Task directions: Find every line containing the word "Power" and report the count, nothing more.

Task inputs:
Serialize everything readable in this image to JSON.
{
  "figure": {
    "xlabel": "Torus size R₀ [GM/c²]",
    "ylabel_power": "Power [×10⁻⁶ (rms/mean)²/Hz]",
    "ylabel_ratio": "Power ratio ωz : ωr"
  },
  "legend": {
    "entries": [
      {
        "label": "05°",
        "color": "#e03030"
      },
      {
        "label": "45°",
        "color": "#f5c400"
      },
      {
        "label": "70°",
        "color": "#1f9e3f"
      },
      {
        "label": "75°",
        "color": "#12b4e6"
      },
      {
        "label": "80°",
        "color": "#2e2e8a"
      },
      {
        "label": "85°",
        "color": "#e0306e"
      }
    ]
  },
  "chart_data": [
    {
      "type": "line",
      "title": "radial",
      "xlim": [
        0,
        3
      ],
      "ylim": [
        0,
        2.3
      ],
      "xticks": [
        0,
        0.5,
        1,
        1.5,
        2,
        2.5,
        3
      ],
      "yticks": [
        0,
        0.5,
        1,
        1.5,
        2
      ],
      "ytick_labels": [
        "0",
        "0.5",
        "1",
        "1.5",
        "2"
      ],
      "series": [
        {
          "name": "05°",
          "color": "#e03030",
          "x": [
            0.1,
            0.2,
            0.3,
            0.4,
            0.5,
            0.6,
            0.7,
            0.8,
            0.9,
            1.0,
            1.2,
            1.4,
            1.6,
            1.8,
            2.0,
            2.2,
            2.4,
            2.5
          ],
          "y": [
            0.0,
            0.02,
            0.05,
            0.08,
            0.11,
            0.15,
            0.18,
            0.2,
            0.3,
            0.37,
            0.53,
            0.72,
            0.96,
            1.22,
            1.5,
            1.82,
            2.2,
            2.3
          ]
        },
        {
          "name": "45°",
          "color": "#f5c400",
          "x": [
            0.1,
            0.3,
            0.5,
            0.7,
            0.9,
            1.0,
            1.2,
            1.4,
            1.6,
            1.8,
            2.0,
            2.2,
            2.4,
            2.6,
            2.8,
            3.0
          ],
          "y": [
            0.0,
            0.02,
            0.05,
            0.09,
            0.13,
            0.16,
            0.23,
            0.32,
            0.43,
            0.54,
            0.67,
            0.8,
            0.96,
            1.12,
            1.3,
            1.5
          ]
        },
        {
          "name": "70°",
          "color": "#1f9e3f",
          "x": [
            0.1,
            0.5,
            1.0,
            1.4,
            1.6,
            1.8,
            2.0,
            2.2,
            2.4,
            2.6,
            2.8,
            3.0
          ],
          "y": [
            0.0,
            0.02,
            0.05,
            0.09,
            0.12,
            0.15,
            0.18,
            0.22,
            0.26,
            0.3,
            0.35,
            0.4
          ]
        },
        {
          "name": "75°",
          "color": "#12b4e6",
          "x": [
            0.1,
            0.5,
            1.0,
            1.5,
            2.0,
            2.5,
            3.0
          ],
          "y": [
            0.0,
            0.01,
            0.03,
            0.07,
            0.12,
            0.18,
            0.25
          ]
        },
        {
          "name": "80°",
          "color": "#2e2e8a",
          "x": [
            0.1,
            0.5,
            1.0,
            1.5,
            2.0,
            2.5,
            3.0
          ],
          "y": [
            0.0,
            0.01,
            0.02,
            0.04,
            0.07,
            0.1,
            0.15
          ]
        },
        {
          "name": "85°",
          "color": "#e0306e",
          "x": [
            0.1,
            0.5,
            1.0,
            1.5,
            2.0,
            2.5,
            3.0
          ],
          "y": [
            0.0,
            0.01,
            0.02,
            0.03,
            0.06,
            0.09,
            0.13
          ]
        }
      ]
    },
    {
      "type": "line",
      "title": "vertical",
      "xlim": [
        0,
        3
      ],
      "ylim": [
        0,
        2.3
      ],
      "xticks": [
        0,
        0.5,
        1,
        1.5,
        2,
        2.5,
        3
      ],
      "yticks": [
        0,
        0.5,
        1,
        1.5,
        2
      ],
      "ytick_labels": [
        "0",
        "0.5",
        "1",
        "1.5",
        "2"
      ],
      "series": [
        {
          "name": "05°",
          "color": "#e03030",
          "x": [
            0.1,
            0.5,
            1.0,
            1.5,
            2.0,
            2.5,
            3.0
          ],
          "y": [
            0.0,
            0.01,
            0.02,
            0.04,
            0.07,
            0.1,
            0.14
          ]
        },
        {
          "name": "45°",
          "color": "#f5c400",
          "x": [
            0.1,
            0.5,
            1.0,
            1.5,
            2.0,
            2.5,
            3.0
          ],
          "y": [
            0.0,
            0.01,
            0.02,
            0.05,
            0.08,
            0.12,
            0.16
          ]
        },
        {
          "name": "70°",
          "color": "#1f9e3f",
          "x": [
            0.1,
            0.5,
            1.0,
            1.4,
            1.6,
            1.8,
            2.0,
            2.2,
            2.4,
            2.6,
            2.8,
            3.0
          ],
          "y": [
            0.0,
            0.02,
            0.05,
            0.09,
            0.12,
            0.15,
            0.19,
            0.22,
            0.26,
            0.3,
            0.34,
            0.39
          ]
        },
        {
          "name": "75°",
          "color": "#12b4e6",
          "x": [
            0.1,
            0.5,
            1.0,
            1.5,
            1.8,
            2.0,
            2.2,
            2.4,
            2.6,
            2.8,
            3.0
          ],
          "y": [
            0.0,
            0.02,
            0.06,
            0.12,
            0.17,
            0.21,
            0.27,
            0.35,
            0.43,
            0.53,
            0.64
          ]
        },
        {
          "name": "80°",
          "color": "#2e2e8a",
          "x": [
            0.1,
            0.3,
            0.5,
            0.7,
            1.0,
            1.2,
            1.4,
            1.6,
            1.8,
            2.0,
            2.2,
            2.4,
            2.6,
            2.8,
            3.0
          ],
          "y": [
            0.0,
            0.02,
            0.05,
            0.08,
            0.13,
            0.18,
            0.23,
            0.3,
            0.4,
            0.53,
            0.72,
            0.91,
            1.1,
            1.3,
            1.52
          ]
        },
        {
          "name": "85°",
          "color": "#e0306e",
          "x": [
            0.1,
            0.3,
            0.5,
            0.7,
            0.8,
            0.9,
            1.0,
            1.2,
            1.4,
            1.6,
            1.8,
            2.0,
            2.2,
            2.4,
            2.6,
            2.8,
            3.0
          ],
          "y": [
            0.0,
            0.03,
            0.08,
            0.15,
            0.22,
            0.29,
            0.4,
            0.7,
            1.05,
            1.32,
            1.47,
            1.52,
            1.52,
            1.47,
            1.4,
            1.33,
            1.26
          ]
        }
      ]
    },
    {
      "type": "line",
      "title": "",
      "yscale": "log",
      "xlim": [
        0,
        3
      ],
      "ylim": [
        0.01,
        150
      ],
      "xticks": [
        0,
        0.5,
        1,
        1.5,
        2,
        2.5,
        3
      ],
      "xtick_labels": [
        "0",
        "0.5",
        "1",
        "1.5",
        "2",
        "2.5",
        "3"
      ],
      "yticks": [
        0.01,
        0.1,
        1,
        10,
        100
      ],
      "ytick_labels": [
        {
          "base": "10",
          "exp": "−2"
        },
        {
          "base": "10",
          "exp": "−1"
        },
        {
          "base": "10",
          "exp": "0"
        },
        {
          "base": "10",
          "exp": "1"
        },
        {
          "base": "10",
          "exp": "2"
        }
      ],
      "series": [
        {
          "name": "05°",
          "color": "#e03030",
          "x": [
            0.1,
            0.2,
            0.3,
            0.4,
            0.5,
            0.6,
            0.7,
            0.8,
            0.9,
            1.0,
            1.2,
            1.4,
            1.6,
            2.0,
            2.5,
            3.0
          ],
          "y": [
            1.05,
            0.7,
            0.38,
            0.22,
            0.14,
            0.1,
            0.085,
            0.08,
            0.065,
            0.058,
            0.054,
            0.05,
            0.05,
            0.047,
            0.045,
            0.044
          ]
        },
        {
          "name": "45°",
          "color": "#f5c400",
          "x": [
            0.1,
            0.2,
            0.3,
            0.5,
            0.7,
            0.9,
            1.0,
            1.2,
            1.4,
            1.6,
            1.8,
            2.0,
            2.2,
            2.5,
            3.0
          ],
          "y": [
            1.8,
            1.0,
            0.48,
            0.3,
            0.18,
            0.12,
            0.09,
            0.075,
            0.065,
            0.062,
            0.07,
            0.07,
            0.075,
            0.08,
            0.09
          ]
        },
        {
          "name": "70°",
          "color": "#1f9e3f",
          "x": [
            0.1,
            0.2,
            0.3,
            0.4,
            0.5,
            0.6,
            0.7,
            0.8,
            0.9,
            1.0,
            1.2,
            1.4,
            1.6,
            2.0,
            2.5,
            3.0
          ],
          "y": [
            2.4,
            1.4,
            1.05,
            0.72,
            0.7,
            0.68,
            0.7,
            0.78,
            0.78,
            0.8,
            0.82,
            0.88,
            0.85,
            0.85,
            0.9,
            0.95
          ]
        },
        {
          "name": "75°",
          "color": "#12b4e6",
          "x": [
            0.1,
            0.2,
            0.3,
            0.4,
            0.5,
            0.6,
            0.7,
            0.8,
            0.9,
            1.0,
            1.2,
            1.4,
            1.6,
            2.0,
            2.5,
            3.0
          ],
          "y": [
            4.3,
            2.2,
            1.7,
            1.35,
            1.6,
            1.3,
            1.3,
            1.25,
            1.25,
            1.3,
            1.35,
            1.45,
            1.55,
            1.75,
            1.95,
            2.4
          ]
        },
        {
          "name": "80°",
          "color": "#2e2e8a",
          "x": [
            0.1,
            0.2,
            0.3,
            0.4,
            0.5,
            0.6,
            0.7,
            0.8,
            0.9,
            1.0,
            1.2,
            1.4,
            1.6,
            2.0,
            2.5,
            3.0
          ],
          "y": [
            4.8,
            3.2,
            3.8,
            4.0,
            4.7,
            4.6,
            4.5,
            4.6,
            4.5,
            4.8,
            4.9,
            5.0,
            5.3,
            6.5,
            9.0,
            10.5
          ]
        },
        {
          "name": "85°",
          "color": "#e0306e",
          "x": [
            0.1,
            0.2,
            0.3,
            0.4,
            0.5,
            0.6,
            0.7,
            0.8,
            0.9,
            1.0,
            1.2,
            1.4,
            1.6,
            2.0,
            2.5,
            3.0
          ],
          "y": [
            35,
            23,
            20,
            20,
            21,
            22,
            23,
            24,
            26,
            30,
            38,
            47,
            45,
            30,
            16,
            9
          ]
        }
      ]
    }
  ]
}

Response below: 2